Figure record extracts
****************************************
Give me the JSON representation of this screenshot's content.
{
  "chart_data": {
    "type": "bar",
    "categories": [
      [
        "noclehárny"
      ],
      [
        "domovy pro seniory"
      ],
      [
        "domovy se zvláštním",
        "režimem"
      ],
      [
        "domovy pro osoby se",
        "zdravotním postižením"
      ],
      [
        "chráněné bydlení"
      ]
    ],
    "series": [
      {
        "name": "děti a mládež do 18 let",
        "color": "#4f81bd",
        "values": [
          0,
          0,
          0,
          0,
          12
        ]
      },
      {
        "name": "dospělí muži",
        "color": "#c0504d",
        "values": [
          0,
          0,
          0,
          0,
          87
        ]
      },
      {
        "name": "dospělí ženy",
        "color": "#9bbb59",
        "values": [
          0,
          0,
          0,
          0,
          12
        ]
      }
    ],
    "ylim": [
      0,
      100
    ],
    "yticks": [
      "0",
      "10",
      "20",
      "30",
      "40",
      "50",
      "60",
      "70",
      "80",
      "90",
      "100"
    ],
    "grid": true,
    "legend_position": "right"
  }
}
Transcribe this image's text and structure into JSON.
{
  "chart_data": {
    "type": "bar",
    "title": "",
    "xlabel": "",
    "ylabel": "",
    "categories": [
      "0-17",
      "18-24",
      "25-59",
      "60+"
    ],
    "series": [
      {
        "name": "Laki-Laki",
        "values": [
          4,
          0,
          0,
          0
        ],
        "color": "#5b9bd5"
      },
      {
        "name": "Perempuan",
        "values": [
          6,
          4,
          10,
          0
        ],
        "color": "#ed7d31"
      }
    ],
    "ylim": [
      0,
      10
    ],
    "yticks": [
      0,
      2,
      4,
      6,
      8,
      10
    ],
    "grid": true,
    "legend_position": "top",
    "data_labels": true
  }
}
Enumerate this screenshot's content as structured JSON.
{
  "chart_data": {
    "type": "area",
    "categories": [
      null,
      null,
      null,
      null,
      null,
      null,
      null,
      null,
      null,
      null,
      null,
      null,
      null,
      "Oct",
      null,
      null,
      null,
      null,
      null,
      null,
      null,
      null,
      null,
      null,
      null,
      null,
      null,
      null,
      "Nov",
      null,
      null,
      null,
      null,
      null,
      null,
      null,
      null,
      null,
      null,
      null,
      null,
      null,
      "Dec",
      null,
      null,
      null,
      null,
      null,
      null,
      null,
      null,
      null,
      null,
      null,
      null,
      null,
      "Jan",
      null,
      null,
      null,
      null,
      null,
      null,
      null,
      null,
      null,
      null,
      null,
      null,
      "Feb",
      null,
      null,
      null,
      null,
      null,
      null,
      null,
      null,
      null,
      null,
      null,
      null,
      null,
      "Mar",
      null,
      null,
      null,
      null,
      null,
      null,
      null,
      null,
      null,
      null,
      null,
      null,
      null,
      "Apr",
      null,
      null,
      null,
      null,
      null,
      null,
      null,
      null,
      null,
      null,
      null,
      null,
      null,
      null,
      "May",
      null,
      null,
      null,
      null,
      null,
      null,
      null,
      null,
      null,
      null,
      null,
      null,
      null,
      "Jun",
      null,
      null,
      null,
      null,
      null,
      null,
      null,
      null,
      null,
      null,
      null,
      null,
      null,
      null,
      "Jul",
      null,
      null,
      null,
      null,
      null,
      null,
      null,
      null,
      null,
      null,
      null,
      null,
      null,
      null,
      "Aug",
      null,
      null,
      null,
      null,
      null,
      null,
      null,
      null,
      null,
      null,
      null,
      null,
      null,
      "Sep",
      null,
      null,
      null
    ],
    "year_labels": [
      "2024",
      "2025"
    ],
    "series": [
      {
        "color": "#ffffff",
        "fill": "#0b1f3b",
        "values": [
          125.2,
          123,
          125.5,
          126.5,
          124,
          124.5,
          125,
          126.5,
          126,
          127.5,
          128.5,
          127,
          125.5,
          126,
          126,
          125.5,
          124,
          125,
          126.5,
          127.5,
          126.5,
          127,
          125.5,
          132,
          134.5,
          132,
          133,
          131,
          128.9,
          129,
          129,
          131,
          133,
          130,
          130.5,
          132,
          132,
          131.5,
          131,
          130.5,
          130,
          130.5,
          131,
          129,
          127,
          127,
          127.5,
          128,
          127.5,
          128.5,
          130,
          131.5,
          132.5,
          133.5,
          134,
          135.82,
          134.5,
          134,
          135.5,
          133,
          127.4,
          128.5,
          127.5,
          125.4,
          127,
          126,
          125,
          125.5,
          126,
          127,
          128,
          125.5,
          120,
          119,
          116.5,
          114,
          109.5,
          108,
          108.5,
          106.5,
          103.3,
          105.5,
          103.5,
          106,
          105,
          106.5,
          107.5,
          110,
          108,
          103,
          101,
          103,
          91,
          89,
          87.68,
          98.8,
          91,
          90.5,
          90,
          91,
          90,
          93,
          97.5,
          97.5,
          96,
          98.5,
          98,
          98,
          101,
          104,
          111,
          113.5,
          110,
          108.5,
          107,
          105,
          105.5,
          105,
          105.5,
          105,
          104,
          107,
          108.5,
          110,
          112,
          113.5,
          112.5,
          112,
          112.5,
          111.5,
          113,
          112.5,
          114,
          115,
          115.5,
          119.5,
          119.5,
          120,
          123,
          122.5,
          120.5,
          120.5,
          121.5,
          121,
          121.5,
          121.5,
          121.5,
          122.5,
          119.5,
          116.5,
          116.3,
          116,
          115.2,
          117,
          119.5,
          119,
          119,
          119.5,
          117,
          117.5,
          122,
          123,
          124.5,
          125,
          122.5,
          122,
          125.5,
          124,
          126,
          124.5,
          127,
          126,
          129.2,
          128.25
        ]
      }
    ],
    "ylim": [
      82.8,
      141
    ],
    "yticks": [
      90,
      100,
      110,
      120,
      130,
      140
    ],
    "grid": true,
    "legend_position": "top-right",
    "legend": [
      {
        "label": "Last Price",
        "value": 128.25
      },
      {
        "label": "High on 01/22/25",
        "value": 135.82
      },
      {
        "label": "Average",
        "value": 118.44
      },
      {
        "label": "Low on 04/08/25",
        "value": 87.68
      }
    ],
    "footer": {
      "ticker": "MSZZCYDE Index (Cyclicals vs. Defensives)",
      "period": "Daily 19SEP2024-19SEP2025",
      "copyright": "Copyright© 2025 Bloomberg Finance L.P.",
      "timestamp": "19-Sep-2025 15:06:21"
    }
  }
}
****************************************
» **Required task**
From the entries above, collect every line with the string "content" in it.

» **Solution to the problem**
Give me the JSON representation of this screenshot's content.
Enumerate this screenshot's content as structured JSON.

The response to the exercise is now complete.